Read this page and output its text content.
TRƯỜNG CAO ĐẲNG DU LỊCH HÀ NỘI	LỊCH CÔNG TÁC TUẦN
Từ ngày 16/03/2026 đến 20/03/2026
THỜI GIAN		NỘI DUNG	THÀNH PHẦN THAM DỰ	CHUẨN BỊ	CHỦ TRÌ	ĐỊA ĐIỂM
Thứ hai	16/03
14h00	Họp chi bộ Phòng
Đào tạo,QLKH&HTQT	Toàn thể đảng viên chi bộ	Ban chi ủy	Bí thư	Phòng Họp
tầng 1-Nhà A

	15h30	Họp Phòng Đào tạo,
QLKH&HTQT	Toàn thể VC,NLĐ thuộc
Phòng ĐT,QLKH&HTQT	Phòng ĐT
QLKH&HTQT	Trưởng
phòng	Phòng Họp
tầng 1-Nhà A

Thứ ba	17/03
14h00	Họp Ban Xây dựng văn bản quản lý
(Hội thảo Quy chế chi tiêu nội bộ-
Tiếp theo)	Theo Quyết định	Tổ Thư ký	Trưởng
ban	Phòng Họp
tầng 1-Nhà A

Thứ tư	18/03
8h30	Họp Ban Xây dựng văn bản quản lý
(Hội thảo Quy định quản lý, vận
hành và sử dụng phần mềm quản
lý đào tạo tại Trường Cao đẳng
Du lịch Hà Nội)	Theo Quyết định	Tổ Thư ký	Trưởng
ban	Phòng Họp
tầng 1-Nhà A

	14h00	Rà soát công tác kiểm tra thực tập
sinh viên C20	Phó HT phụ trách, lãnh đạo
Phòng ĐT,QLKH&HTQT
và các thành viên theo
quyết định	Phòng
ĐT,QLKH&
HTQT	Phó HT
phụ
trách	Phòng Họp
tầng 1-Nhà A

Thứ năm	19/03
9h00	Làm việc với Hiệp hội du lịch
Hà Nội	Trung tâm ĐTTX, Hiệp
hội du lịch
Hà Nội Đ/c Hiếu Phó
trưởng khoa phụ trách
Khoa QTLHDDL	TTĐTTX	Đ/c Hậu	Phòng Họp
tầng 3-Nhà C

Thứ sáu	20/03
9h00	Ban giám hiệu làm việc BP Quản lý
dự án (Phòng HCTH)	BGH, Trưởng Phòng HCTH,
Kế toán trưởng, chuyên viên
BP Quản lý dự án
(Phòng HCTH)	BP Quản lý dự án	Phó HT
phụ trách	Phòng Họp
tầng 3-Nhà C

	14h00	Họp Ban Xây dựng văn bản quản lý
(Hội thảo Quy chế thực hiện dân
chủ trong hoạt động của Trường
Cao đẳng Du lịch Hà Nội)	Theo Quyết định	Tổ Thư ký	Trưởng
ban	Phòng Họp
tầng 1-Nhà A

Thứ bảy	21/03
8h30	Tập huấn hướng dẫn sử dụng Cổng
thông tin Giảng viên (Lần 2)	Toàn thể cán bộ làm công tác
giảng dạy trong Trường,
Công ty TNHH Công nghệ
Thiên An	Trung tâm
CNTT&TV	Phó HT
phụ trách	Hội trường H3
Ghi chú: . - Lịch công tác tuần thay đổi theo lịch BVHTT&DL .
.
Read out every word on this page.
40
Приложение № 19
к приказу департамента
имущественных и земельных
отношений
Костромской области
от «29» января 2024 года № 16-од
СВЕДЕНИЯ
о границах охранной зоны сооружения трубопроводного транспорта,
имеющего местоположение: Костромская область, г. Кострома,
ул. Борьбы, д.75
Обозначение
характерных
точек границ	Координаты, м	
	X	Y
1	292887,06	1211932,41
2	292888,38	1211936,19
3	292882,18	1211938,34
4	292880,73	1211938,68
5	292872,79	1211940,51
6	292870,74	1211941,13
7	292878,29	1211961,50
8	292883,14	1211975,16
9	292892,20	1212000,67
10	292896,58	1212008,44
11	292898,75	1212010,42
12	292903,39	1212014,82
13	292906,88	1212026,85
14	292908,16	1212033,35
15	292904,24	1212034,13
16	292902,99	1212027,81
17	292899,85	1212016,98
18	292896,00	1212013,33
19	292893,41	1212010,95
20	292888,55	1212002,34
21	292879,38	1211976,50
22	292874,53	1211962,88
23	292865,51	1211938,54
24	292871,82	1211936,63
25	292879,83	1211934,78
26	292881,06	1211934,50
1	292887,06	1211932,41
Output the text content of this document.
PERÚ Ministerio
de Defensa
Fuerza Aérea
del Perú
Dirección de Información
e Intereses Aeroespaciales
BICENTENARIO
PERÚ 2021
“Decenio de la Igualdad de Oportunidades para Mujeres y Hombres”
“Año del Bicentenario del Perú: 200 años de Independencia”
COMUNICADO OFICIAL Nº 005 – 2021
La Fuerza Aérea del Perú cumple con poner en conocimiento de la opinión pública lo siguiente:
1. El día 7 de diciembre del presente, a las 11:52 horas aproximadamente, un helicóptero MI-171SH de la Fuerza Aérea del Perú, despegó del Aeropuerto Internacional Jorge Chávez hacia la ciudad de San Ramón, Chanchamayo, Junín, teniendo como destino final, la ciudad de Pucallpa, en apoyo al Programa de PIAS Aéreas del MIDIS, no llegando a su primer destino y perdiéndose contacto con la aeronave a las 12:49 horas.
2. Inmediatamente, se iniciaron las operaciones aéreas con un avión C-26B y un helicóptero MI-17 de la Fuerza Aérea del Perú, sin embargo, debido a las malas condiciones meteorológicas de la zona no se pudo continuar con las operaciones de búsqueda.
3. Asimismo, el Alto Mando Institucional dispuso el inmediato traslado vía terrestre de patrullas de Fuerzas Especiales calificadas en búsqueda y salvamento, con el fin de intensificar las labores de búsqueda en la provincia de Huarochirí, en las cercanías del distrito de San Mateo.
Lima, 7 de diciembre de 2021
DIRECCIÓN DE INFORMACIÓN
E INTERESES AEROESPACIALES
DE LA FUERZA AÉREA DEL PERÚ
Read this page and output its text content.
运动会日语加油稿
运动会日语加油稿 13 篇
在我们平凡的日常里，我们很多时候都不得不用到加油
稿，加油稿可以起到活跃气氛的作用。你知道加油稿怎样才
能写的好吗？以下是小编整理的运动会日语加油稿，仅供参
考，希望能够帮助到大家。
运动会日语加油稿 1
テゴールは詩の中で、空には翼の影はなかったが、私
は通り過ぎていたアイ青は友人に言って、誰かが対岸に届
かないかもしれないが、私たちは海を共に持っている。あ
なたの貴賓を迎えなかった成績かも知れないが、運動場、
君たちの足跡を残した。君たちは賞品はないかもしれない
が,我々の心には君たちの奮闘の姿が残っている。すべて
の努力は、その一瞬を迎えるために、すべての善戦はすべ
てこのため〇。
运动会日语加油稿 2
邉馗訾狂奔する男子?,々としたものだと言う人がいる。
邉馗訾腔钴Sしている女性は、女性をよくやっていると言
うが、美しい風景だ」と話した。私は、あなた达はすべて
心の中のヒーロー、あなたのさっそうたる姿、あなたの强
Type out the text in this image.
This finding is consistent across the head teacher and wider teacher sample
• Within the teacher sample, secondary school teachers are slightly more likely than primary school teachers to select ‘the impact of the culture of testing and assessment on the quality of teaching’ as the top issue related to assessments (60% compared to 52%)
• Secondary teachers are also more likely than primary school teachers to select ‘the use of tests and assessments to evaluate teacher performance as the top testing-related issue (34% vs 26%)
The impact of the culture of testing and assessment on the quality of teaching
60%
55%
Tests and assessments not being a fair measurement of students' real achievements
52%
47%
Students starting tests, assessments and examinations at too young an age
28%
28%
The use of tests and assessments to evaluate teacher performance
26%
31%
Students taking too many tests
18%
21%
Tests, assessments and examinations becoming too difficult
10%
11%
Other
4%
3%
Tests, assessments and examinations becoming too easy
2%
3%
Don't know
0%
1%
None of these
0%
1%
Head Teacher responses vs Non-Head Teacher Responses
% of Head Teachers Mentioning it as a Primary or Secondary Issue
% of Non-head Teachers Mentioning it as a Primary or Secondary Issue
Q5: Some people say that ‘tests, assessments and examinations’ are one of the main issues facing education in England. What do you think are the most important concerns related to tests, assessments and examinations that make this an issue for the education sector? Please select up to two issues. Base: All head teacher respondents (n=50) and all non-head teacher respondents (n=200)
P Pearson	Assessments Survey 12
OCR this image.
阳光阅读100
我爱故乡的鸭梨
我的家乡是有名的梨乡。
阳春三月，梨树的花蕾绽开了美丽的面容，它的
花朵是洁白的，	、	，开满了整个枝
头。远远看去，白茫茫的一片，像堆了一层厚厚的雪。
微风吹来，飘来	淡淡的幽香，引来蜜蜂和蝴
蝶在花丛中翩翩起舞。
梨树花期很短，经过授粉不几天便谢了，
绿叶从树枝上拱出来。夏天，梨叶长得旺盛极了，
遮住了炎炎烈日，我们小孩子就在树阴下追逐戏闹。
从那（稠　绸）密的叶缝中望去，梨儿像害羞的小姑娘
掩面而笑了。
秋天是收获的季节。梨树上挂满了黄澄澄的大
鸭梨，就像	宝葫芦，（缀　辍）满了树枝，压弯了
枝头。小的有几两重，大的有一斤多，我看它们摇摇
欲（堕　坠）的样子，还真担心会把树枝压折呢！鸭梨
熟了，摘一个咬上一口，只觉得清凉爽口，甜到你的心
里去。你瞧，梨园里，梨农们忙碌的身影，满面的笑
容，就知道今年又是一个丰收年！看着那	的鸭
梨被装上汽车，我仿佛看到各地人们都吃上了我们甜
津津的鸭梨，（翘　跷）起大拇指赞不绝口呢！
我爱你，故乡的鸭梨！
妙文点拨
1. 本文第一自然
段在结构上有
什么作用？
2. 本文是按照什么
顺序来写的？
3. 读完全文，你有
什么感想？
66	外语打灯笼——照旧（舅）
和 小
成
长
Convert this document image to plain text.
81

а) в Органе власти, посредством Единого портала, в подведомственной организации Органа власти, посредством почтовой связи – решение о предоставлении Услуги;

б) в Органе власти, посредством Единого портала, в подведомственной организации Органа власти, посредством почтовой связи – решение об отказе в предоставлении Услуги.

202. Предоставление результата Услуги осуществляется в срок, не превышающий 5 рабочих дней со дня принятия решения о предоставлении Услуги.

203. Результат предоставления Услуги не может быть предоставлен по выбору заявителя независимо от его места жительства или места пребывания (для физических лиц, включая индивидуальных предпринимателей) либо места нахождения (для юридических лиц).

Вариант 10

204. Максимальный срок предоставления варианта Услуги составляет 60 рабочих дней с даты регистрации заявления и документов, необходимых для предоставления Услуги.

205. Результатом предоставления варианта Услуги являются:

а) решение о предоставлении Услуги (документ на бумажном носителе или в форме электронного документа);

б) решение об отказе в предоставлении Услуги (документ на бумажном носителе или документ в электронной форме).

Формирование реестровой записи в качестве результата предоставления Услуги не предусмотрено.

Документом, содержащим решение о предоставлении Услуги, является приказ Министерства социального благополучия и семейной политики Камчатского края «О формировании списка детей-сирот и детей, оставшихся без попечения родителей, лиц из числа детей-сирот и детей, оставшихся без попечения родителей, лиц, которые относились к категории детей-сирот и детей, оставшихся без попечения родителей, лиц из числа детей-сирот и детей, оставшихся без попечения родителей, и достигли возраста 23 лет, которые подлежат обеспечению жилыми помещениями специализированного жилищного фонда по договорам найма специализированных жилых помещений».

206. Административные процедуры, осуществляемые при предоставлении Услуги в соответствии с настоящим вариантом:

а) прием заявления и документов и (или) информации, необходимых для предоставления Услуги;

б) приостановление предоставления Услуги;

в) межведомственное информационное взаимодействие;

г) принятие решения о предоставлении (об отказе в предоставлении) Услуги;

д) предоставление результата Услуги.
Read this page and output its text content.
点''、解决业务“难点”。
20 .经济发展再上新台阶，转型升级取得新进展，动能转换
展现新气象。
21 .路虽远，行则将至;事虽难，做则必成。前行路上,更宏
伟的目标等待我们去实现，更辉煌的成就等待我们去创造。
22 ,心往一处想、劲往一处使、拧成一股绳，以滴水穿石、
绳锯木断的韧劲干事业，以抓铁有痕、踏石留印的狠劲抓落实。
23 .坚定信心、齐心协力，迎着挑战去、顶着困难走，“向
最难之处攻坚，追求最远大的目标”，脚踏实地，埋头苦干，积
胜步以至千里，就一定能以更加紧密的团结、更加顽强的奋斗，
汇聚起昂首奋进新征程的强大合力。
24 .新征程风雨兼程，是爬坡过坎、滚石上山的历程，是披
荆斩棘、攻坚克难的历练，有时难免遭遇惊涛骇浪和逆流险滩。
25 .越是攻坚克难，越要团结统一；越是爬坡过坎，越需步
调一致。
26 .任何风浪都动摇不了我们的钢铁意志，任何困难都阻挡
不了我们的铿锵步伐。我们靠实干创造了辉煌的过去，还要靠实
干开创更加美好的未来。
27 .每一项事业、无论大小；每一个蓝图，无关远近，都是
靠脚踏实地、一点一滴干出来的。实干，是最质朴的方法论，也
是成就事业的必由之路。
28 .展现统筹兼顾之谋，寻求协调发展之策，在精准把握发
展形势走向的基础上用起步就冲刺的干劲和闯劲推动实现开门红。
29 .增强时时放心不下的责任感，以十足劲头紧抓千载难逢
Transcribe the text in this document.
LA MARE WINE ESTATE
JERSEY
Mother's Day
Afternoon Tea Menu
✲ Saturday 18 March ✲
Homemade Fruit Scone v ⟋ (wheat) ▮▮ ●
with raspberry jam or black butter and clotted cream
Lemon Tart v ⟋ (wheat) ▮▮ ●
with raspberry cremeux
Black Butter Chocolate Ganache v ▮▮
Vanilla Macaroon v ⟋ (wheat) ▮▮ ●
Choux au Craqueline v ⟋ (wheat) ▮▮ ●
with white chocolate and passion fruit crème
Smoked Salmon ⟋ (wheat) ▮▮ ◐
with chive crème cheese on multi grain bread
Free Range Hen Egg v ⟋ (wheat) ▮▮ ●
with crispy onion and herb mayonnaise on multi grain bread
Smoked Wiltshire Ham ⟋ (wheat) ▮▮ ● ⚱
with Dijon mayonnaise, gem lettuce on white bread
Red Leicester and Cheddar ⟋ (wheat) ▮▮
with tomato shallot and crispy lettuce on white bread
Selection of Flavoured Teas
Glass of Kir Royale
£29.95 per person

Written exercise: Above are the records; copy every line in them that holds the word "than".

Correct response:
• Within the teacher sample, secondary school teachers are slightly more likely than primary school teachers to select ‘the impact of the culture of testing and assessment on the quality of teaching’ as the top issue related to assessments (60% compared to 52%)
• Secondary teachers are also more likely than primary school teachers to select ‘the use of tests and assessments to evaluate teacher performance as the top testing-related issue (34% vs 26%)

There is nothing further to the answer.